#### Record excerpts
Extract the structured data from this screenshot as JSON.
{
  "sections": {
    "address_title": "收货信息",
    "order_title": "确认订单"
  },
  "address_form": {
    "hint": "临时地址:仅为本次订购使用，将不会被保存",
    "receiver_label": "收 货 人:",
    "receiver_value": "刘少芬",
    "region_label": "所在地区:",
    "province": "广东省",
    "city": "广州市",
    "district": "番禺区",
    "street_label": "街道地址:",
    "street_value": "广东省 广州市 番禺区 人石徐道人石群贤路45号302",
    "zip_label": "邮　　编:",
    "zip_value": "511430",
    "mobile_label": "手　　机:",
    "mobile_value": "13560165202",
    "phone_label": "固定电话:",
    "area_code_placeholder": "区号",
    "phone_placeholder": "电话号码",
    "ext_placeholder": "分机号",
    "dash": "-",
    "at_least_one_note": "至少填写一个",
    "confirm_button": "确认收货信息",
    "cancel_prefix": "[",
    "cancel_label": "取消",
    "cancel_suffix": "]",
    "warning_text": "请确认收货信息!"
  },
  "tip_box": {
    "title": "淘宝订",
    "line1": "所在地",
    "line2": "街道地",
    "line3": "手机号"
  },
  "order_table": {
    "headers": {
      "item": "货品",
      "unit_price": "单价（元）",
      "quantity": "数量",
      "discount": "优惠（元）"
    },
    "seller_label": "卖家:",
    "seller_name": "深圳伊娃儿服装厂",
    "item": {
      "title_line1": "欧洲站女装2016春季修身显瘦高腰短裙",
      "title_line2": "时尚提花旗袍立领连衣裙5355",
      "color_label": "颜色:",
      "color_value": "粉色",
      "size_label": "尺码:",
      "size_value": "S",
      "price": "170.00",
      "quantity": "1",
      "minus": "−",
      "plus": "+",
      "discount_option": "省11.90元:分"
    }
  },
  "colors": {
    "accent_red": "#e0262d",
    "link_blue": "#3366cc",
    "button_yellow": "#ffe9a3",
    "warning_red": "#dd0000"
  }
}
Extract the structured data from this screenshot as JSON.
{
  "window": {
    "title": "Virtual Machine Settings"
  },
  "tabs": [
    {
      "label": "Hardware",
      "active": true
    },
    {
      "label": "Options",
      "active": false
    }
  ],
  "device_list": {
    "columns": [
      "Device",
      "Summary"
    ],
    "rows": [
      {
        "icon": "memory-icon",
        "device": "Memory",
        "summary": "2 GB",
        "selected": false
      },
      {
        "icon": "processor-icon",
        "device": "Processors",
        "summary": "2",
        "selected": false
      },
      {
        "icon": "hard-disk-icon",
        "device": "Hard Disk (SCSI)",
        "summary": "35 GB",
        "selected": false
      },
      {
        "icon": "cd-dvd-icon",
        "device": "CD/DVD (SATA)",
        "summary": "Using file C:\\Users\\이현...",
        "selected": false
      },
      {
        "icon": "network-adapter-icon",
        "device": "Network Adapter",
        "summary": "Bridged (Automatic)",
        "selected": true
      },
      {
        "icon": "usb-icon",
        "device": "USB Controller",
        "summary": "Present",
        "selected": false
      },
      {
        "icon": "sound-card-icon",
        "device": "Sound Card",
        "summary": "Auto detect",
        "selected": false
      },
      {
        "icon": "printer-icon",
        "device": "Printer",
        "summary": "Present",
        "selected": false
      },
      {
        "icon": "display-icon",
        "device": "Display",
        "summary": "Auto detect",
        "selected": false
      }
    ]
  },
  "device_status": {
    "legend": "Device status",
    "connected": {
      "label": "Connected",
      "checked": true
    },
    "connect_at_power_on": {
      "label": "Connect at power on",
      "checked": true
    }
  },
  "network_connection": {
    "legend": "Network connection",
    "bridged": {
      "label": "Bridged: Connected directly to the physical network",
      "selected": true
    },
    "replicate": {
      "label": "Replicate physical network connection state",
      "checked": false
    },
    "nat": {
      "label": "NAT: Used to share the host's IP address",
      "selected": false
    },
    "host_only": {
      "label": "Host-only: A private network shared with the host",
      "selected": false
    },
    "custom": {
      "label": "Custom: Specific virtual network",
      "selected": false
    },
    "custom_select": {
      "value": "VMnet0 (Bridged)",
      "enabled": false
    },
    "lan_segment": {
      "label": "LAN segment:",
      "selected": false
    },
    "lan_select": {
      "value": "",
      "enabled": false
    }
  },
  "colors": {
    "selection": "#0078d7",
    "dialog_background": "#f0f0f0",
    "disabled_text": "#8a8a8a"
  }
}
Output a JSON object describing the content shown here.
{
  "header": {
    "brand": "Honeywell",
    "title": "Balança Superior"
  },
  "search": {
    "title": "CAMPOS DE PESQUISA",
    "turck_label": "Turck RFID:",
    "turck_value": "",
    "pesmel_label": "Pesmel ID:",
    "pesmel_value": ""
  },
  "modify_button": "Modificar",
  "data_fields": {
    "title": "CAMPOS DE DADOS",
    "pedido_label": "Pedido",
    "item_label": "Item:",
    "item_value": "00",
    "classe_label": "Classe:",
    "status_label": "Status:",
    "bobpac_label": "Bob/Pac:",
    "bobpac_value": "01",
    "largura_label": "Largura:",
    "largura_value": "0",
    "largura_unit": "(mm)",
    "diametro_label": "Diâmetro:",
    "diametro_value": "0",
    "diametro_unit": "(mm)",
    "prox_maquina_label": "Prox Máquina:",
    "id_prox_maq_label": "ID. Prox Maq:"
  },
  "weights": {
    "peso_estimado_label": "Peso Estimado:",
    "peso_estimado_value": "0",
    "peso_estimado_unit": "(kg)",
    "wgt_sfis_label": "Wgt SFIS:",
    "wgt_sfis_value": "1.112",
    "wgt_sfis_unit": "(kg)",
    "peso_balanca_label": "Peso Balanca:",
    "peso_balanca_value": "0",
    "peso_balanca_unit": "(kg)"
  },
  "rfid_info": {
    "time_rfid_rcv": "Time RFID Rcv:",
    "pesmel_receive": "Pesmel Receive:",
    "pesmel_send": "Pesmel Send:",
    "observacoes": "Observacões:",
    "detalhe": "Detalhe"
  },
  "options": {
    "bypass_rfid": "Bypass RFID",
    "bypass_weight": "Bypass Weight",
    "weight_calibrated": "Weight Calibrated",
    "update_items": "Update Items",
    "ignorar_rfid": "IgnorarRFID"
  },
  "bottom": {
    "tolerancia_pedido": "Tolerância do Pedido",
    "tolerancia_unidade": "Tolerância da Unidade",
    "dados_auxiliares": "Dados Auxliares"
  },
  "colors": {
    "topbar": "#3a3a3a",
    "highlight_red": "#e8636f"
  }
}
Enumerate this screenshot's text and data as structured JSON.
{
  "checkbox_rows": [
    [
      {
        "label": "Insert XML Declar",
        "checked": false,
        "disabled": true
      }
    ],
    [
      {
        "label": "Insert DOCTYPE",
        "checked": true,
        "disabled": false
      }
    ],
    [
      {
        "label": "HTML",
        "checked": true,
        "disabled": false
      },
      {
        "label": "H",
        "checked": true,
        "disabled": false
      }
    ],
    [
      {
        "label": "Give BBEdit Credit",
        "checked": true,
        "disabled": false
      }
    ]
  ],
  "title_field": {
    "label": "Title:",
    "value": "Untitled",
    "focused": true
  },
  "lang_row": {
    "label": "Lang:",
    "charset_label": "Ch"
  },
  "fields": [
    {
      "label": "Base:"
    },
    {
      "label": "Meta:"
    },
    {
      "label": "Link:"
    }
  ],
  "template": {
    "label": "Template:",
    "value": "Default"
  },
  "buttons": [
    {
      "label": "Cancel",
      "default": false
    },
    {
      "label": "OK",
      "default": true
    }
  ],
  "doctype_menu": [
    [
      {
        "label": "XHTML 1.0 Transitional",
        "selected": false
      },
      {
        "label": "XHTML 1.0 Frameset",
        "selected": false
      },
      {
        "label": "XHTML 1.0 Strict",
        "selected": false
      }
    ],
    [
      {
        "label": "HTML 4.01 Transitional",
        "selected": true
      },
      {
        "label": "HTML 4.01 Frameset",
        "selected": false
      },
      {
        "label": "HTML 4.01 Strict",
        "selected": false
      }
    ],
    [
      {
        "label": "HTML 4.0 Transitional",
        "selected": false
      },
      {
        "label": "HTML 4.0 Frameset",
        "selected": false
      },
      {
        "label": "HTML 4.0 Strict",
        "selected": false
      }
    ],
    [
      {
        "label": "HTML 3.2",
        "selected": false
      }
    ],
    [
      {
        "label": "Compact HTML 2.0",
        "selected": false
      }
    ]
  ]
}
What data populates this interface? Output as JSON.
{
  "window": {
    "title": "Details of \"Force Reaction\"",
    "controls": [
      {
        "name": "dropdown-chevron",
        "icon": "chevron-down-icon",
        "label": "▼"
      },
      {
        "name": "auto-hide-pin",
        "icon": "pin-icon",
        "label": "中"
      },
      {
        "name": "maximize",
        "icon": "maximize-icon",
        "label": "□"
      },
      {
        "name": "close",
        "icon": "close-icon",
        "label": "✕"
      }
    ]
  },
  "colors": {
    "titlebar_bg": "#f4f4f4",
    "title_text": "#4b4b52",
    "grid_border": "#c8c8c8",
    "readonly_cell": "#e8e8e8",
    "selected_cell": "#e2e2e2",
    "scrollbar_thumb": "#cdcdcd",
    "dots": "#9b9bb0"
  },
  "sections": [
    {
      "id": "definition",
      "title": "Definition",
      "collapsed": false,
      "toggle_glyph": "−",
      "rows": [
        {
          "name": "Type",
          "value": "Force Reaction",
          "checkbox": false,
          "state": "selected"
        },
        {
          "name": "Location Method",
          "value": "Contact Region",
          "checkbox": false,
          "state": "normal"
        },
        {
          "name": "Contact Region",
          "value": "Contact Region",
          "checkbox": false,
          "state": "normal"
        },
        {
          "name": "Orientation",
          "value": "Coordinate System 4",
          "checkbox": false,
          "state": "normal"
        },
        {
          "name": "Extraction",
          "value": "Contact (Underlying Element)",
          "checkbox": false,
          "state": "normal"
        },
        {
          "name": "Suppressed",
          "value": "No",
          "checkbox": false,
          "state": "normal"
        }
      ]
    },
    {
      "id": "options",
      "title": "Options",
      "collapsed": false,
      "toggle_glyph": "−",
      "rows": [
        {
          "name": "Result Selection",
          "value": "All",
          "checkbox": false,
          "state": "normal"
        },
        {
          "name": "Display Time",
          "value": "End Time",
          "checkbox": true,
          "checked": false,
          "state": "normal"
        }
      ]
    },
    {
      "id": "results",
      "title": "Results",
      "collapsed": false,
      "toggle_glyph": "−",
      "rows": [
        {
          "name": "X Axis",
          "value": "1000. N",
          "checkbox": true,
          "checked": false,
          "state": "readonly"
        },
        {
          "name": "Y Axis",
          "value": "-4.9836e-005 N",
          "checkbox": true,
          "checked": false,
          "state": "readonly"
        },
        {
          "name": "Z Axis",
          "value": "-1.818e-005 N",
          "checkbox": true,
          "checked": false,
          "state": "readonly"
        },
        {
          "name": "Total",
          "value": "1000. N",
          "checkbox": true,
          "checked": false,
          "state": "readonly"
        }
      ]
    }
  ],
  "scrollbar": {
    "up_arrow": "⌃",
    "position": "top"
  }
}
########
## Exercise requirements:
Using the listing above, pull out all lines that hold the word "Prox".

## Finished answer:
    "prox_maquina_label": "Prox Máquina:",
    "id_prox_maq_label": "ID. Prox Maq:"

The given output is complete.